Sift the material for lines containing "doctor", and return them.
"""
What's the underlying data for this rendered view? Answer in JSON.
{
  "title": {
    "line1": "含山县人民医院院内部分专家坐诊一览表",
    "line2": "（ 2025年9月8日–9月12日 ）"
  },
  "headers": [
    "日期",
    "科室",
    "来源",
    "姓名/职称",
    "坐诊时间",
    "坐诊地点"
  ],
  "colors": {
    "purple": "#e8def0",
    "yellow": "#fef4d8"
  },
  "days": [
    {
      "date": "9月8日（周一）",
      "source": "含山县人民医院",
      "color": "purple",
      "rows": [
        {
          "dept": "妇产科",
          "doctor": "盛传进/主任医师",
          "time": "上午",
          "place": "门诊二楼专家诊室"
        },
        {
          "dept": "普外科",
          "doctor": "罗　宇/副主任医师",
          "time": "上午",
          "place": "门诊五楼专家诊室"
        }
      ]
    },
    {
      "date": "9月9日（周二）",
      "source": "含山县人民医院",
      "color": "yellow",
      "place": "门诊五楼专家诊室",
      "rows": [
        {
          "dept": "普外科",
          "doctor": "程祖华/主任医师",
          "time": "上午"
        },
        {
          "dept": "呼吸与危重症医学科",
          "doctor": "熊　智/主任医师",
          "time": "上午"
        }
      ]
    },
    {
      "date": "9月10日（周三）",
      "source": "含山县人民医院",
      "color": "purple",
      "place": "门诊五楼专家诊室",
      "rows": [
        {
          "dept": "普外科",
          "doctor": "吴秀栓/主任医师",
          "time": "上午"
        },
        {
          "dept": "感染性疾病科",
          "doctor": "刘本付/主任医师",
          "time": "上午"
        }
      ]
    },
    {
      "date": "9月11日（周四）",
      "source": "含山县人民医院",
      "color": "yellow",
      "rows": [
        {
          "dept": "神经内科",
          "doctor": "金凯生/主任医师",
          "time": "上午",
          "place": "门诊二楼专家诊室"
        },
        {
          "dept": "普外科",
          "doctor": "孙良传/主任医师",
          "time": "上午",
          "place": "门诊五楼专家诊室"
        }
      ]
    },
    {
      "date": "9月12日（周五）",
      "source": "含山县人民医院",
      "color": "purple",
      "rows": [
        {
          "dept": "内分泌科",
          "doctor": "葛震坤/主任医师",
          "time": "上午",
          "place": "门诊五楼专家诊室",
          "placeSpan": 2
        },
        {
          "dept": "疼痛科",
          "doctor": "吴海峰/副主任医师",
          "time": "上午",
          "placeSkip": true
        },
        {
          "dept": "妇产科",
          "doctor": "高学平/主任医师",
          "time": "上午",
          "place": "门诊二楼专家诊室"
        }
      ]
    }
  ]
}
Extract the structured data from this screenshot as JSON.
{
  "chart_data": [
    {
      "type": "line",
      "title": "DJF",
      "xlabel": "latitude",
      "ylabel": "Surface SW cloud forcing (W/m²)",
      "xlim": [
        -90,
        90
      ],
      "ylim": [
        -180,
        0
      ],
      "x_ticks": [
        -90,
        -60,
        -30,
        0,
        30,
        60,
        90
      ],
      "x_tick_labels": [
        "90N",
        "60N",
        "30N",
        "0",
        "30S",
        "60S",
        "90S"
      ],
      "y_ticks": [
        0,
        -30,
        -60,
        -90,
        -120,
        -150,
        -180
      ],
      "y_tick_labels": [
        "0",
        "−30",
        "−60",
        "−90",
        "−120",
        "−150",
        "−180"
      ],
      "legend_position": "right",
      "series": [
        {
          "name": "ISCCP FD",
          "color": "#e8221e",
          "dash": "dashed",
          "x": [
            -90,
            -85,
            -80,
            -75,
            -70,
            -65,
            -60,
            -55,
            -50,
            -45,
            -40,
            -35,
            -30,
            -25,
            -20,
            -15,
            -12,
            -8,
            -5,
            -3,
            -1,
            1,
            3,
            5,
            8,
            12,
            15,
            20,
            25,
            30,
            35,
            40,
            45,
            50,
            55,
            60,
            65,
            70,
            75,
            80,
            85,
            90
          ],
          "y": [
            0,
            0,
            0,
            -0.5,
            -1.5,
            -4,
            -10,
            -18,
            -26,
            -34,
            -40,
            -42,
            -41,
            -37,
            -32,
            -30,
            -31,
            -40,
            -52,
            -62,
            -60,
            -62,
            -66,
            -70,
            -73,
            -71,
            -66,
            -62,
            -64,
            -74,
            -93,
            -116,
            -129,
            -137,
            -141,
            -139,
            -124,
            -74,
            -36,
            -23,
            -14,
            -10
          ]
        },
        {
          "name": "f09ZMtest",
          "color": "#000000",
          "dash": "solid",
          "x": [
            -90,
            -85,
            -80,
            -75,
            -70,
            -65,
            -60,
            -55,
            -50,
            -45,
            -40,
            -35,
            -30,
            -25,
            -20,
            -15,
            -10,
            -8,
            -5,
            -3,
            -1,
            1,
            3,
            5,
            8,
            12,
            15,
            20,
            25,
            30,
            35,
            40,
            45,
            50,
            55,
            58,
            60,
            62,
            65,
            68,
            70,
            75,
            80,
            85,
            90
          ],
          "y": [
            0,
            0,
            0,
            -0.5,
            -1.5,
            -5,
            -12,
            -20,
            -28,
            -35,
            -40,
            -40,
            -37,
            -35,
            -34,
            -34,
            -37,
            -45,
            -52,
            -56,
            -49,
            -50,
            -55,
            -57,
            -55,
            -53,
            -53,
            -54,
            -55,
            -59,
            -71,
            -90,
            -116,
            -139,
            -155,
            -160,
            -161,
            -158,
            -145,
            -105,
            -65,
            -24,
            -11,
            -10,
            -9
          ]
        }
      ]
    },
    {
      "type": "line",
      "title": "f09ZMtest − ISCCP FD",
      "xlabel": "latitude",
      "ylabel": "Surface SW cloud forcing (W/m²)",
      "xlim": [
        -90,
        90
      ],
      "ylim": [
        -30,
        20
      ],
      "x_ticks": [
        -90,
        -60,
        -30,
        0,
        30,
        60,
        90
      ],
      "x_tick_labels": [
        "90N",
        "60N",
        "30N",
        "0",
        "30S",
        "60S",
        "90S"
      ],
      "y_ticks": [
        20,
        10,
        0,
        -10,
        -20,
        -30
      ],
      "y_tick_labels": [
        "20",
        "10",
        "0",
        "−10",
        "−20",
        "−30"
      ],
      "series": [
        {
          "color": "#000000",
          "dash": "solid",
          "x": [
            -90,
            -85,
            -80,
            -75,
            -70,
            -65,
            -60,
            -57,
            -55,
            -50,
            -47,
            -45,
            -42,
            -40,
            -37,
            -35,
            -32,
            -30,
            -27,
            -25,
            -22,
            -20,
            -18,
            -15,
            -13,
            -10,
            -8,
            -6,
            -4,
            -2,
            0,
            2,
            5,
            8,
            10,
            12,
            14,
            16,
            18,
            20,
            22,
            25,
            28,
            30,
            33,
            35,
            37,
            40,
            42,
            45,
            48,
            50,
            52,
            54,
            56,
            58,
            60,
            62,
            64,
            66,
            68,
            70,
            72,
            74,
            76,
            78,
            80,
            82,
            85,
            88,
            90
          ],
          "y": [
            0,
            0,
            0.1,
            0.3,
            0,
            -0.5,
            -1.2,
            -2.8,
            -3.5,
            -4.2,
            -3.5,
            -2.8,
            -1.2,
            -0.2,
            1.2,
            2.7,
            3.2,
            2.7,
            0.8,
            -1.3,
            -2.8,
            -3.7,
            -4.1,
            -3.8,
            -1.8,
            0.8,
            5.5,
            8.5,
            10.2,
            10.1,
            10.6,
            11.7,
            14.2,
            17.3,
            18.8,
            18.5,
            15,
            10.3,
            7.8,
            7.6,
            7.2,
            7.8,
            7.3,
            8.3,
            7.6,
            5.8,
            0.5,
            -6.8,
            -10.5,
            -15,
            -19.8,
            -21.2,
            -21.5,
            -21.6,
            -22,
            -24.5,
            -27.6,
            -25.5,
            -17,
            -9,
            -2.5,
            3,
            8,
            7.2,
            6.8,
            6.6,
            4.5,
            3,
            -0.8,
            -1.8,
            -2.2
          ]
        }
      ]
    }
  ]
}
"""
• TASK RESULT:
          "doctor": "盛传进/主任医师",
          "doctor": "罗　宇/副主任医师",
          "doctor": "程祖华/主任医师",
          "doctor": "熊　智/主任医师",
          "doctor": "吴秀栓/主任医师",
          "doctor": "刘本付/主任医师",
          "doctor": "金凯生/主任医师",
          "doctor": "孙良传/主任医师",
          "doctor": "葛震坤/主任医师",
          "doctor": "吴海峰/副主任医师",
          "doctor": "高学平/主任医师",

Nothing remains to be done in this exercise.